■ GOAL
Copy down all of the data underneath, exactly as shown.

■ DATA SHOWN
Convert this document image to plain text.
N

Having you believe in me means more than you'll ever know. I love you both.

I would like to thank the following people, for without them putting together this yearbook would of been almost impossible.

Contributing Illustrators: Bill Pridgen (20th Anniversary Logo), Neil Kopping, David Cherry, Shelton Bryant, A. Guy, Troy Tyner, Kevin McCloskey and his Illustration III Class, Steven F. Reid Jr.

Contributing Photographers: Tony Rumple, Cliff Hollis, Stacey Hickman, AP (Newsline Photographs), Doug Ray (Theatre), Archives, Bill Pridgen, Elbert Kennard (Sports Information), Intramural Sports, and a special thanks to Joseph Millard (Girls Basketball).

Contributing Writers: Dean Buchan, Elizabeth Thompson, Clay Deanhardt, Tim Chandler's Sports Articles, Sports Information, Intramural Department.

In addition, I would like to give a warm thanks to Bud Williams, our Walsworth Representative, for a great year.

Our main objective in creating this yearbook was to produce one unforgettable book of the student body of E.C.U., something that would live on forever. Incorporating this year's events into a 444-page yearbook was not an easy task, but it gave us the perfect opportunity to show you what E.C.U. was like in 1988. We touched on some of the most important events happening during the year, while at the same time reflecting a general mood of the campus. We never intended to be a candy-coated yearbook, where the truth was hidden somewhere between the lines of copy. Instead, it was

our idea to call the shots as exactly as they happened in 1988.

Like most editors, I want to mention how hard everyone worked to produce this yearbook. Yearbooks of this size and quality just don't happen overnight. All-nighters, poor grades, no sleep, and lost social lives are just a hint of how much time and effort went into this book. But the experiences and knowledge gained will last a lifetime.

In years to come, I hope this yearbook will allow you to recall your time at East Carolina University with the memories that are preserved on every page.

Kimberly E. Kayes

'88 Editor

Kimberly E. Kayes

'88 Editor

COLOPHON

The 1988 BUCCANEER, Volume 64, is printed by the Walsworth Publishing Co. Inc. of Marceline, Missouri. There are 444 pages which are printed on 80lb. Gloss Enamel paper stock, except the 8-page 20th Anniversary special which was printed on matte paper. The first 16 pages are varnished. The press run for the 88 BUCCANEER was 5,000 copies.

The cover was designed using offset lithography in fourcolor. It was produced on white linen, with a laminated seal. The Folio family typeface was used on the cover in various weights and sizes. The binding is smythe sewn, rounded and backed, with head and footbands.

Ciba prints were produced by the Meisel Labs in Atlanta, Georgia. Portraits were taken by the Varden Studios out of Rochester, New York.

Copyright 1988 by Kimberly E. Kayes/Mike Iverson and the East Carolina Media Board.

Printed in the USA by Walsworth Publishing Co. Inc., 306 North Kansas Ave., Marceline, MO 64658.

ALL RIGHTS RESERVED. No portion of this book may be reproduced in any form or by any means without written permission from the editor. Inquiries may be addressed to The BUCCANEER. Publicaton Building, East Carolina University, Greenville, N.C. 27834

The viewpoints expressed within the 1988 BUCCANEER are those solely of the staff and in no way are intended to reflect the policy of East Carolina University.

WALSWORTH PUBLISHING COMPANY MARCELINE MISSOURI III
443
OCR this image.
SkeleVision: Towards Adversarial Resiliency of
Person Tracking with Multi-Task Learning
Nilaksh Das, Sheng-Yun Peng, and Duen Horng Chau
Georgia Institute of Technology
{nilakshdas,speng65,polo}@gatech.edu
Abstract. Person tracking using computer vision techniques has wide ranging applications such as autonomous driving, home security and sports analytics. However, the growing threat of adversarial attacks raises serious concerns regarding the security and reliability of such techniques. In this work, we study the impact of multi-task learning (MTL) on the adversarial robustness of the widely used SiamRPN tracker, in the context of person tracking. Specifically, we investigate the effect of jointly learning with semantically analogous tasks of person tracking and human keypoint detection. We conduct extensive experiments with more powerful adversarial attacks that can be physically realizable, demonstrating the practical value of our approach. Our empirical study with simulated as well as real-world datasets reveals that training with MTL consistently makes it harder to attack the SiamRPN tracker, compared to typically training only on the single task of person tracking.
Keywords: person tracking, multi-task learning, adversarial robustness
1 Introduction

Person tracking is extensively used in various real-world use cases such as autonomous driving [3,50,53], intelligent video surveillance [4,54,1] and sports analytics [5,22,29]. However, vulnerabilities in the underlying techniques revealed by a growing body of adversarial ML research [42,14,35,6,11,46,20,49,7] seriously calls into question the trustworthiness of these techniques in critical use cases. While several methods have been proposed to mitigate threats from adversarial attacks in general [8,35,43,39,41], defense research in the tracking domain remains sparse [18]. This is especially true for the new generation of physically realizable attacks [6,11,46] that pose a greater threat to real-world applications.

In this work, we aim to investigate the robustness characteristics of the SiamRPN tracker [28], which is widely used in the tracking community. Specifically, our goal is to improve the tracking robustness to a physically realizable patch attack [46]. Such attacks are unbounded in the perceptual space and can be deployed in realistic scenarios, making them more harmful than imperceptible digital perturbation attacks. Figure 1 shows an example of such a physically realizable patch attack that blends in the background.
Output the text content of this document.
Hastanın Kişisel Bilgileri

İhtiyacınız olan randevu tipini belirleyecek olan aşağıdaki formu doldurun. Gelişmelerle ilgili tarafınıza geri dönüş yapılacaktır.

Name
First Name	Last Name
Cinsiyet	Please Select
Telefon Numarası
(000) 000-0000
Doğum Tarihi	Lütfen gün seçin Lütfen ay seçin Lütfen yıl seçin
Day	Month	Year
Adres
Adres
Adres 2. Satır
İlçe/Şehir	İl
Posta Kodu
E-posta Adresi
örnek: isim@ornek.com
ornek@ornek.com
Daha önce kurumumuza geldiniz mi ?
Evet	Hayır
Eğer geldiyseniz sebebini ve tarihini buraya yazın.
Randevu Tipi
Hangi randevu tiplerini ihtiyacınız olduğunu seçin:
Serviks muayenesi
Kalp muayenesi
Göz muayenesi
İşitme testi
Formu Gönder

■ SOLUTION TO THE EXERCISE
Convert this document image to plain text.
N

Having you believe in me means more than you'll ever know. I love you both.

I would like to thank the following people, for without them putting together this yearbook would of been almost impossible.

Contributing Illustrators: Bill Pridgen (20th Anniversary Logo), Neil Kopping, David Cherry, Shelton Bryant, A. Guy, Troy Tyner, Kevin McCloskey and his Illustration III Class, Steven F. Reid Jr.

Contributing Photographers: Tony Rumple, Cliff Hollis, Stacey Hickman, AP (Newsline Photographs), Doug Ray (Theatre), Archives, Bill Pridgen, Elbert Kennard (Sports Information), Intramural Sports, and a special thanks to Joseph Millard (Girls Basketball).

Contributing Writers: Dean Buchan, Elizabeth Thompson, Clay Deanhardt, Tim Chandler's Sports Articles, Sports Information, Intramural Department.

In addition, I would like to give a warm thanks to Bud Williams, our Walsworth Representative, for a great year.

Our main objective in creating this yearbook was to produce one unforgettable book of the student body of E.C.U., something that would live on forever. Incorporating this year's events into a 444-page yearbook was not an easy task, but it gave us the perfect opportunity to show you what E.C.U. was like in 1988. We touched on some of the most important events happening during the year, while at the same time reflecting a general mood of the campus. We never intended to be a candy-coated yearbook, where the truth was hidden somewhere between the lines of copy. Instead, it was

our idea to call the shots as exactly as they happened in 1988.

Like most editors, I want to mention how hard everyone worked to produce this yearbook. Yearbooks of this size and quality just don't happen overnight. All-nighters, poor grades, no sleep, and lost social lives are just a hint of how much time and effort went into this book. But the experiences and knowledge gained will last a lifetime.

In years to come, I hope this yearbook will allow you to recall your time at East Carolina University with the memories that are preserved on every page.

Kimberly E. Kayes

'88 Editor

Kimberly E. Kayes

'88 Editor

COLOPHON

The 1988 BUCCANEER, Volume 64, is printed by the Walsworth Publishing Co. Inc. of Marceline, Missouri. There are 444 pages which are printed on 80lb. Gloss Enamel paper stock, except the 8-page 20th Anniversary special which was printed on matte paper. The first 16 pages are varnished. The press run for the 88 BUCCANEER was 5,000 copies.

The cover was designed using offset lithography in fourcolor. It was produced on white linen, with a laminated seal. The Folio family typeface was used on the cover in various weights and sizes. The binding is smythe sewn, rounded and backed, with head and footbands.

Ciba prints were produced by the Meisel Labs in Atlanta, Georgia. Portraits were taken by the Varden Studios out of Rochester, New York.

Copyright 1988 by Kimberly E. Kayes/Mike Iverson and the East Carolina Media Board.

Printed in the USA by Walsworth Publishing Co. Inc., 306 North Kansas Ave., Marceline, MO 64658.

ALL RIGHTS RESERVED. No portion of this book may be reproduced in any form or by any means without written permission from the editor. Inquiries may be addressed to The BUCCANEER. Publicaton Building, East Carolina University, Greenville, N.C. 27834

The viewpoints expressed within the 1988 BUCCANEER are those solely of the staff and in no way are intended to reflect the policy of East Carolina University.

WALSWORTH PUBLISHING COMPANY MARCELINE MISSOURI III
443
OCR this image.
SkeleVision: Towards Adversarial Resiliency of
Person Tracking with Multi-Task Learning
Nilaksh Das, Sheng-Yun Peng, and Duen Horng Chau
Georgia Institute of Technology
{nilakshdas,speng65,polo}@gatech.edu
Abstract. Person tracking using computer vision techniques has wide ranging applications such as autonomous driving, home security and sports analytics. However, the growing threat of adversarial attacks raises serious concerns regarding the security and reliability of such techniques. In this work, we study the impact of multi-task learning (MTL) on the adversarial robustness of the widely used SiamRPN tracker, in the context of person tracking. Specifically, we investigate the effect of jointly learning with semantically analogous tasks of person tracking and human keypoint detection. We conduct extensive experiments with more powerful adversarial attacks that can be physically realizable, demonstrating the practical value of our approach. Our empirical study with simulated as well as real-world datasets reveals that training with MTL consistently makes it harder to attack the SiamRPN tracker, compared to typically training only on the single task of person tracking.
Keywords: person tracking, multi-task learning, adversarial robustness
1 Introduction

Person tracking is extensively used in various real-world use cases such as autonomous driving [3,50,53], intelligent video surveillance [4,54,1] and sports analytics [5,22,29]. However, vulnerabilities in the underlying techniques revealed by a growing body of adversarial ML research [42,14,35,6,11,46,20,49,7] seriously calls into question the trustworthiness of these techniques in critical use cases. While several methods have been proposed to mitigate threats from adversarial attacks in general [8,35,43,39,41], defense research in the tracking domain remains sparse [18]. This is especially true for the new generation of physically realizable attacks [6,11,46] that pose a greater threat to real-world applications.

In this work, we aim to investigate the robustness characteristics of the SiamRPN tracker [28], which is widely used in the tracking community. Specifically, our goal is to improve the tracking robustness to a physically realizable patch attack [46]. Such attacks are unbounded in the perceptual space and can be deployed in realistic scenarios, making them more harmful than imperceptible digital perturbation attacks. Figure 1 shows an example of such a physically realizable patch attack that blends in the background.
Output the text content of this document.
Hastanın Kişisel Bilgileri

İhtiyacınız olan randevu tipini belirleyecek olan aşağıdaki formu doldurun. Gelişmelerle ilgili tarafınıza geri dönüş yapılacaktır.

Name
First Name	Last Name
Cinsiyet	Please Select
Telefon Numarası
(000) 000-0000
Doğum Tarihi	Lütfen gün seçin Lütfen ay seçin Lütfen yıl seçin
Day	Month	Year
Adres
Adres
Adres 2. Satır
İlçe/Şehir	İl
Posta Kodu
E-posta Adresi
örnek: isim@ornek.com
ornek@ornek.com
Daha önce kurumumuza geldiniz mi ?
Evet	Hayır
Eğer geldiyseniz sebebini ve tarihini buraya yazın.
Randevu Tipi
Hangi randevu tiplerini ihtiyacınız olduğunu seçin:
Serviks muayenesi
Kalp muayenesi
Göz muayenesi
İşitme testi
Formu Gönder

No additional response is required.